## What you have to do
Each record must be retyped in full. No character may differ.

## Record set
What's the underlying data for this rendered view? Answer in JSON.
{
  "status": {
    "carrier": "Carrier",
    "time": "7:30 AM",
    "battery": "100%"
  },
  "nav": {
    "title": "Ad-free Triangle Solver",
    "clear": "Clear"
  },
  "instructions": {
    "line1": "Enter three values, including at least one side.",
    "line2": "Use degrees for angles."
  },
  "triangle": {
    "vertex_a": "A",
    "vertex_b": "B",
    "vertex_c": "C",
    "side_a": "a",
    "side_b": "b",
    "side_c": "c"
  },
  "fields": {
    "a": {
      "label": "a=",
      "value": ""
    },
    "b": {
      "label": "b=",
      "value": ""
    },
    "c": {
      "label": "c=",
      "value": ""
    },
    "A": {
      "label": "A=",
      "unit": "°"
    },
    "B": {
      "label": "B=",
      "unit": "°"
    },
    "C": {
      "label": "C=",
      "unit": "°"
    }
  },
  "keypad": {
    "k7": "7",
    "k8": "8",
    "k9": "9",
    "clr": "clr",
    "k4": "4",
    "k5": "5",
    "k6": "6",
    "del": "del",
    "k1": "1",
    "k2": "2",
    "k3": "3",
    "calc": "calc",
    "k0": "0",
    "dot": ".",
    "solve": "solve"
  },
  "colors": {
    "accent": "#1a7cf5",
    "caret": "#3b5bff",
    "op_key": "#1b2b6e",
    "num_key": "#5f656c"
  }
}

## Written response
What's the underlying data for this rendered view? Answer in JSON.
{
  "status": {
    "carrier": "Carrier",
    "time": "7:30 AM",
    "battery": "100%"
  },
  "nav": {
    "title": "Ad-free Triangle Solver",
    "clear": "Clear"
  },
  "instructions": {
    "line1": "Enter three values, including at least one side.",
    "line2": "Use degrees for angles."
  },
  "triangle": {
    "vertex_a": "A",
    "vertex_b": "B",
    "vertex_c": "C",
    "side_a": "a",
    "side_b": "b",
    "side_c": "c"
  },
  "fields": {
    "a": {
      "label": "a=",
      "value": ""
    },
    "b": {
      "label": "b=",
      "value": ""
    },
    "c": {
      "label": "c=",
      "value": ""
    },
    "A": {
      "label": "A=",
      "unit": "°"
    },
    "B": {
      "label": "B=",
      "unit": "°"
    },
    "C": {
      "label": "C=",
      "unit": "°"
    }
  },
  "keypad": {
    "k7": "7",
    "k8": "8",
    "k9": "9",
    "clr": "clr",
    "k4": "4",
    "k5": "5",
    "k6": "6",
    "del": "del",
    "k1": "1",
    "k2": "2",
    "k3": "3",
    "calc": "calc",
    "k0": "0",
    "dot": ".",
    "solve": "solve"
  },
  "colors": {
    "accent": "#1a7cf5",
    "caret": "#3b5bff",
    "op_key": "#1b2b6e",
    "num_key": "#5f656c"
  }
}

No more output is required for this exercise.